THE PROBLEM >> Retype every entry exactly, character for character.

LISTING >>
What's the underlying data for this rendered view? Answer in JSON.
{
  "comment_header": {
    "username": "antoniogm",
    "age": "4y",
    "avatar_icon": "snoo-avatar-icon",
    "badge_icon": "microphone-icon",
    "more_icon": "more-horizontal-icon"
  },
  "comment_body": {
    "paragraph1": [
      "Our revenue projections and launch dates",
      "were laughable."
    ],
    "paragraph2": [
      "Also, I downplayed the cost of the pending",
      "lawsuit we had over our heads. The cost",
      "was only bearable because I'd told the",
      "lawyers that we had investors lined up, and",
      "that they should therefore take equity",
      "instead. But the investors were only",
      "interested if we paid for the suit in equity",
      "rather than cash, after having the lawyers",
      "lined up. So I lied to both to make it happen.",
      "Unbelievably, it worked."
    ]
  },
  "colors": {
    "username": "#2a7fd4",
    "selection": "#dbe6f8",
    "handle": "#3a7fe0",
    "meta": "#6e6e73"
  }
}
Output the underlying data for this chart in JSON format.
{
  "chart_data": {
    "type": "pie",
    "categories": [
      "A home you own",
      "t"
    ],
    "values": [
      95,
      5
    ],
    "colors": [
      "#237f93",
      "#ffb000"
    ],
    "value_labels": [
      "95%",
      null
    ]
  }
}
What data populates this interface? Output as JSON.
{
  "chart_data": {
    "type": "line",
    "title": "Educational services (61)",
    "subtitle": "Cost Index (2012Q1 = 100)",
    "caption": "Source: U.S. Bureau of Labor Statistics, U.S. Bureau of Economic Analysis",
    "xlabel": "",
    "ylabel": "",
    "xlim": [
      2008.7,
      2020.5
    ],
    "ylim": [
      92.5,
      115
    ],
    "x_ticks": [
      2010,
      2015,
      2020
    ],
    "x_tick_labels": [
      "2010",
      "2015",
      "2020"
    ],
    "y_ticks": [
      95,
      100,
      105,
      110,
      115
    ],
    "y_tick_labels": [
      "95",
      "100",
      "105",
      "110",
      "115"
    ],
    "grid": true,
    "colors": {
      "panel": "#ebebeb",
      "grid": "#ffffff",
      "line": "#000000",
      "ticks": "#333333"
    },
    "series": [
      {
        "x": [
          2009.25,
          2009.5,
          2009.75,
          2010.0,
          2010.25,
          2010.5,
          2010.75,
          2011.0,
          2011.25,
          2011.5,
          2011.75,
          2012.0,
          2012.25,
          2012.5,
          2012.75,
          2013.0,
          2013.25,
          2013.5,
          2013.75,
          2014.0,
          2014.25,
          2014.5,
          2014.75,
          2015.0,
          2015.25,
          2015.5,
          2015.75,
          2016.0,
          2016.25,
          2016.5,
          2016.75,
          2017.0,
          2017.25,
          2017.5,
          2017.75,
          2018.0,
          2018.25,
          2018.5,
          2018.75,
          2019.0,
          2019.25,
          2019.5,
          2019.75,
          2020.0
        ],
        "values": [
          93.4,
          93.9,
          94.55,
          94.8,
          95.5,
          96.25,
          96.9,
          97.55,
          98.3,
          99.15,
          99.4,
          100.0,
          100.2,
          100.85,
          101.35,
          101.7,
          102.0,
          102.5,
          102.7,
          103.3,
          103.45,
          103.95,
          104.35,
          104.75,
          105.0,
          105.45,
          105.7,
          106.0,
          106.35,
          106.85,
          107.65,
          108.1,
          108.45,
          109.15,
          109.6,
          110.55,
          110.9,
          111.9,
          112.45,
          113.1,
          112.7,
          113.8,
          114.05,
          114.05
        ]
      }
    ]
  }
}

FINAL RESULT >>
What's the underlying data for this rendered view? Answer in JSON.
{
  "comment_header": {
    "username": "antoniogm",
    "age": "4y",
    "avatar_icon": "snoo-avatar-icon",
    "badge_icon": "microphone-icon",
    "more_icon": "more-horizontal-icon"
  },
  "comment_body": {
    "paragraph1": [
      "Our revenue projections and launch dates",
      "were laughable."
    ],
    "paragraph2": [
      "Also, I downplayed the cost of the pending",
      "lawsuit we had over our heads. The cost",
      "was only bearable because I'd told the",
      "lawyers that we had investors lined up, and",
      "that they should therefore take equity",
      "instead. But the investors were only",
      "interested if we paid for the suit in equity",
      "rather than cash, after having the lawyers",
      "lined up. So I lied to both to make it happen.",
      "Unbelievably, it worked."
    ]
  },
  "colors": {
    "username": "#2a7fd4",
    "selection": "#dbe6f8",
    "handle": "#3a7fe0",
    "meta": "#6e6e73"
  }
}
Output the underlying data for this chart in JSON format.
{
  "chart_data": {
    "type": "pie",
    "categories": [
      "A home you own",
      "t"
    ],
    "values": [
      95,
      5
    ],
    "colors": [
      "#237f93",
      "#ffb000"
    ],
    "value_labels": [
      "95%",
      null
    ]
  }
}
What data populates this interface? Output as JSON.
{
  "chart_data": {
    "type": "line",
    "title": "Educational services (61)",
    "subtitle": "Cost Index (2012Q1 = 100)",
    "caption": "Source: U.S. Bureau of Labor Statistics, U.S. Bureau of Economic Analysis",
    "xlabel": "",
    "ylabel": "",
    "xlim": [
      2008.7,
      2020.5
    ],
    "ylim": [
      92.5,
      115
    ],
    "x_ticks": [
      2010,
      2015,
      2020
    ],
    "x_tick_labels": [
      "2010",
      "2015",
      "2020"
    ],
    "y_ticks": [
      95,
      100,
      105,
      110,
      115
    ],
    "y_tick_labels": [
      "95",
      "100",
      "105",
      "110",
      "115"
    ],
    "grid": true,
    "colors": {
      "panel": "#ebebeb",
      "grid": "#ffffff",
      "line": "#000000",
      "ticks": "#333333"
    },
    "series": [
      {
        "x": [
          2009.25,
          2009.5,
          2009.75,
          2010.0,
          2010.25,
          2010.5,
          2010.75,
          2011.0,
          2011.25,
          2011.5,
          2011.75,
          2012.0,
          2012.25,
          2012.5,
          2012.75,
          2013.0,
          2013.25,
          2013.5,
          2013.75,
          2014.0,
          2014.25,
          2014.5,
          2014.75,
          2015.0,
          2015.25,
          2015.5,
          2015.75,
          2016.0,
          2016.25,
          2016.5,
          2016.75,
          2017.0,
          2017.25,
          2017.5,
          2017.75,
          2018.0,
          2018.25,
          2018.5,
          2018.75,
          2019.0,
          2019.25,
          2019.5,
          2019.75,
          2020.0
        ],
        "values": [
          93.4,
          93.9,
          94.55,
          94.8,
          95.5,
          96.25,
          96.9,
          97.55,
          98.3,
          99.15,
          99.4,
          100.0,
          100.2,
          100.85,
          101.35,
          101.7,
          102.0,
          102.5,
          102.7,
          103.3,
          103.45,
          103.95,
          104.35,
          104.75,
          105.0,
          105.45,
          105.7,
          106.0,
          106.35,
          106.85,
          107.65,
          108.1,
          108.45,
          109.15,
          109.6,
          110.55,
          110.9,
          111.9,
          112.45,
          113.1,
          112.7,
          113.8,
          114.05,
          114.05
        ]
      }
    ]
  }
}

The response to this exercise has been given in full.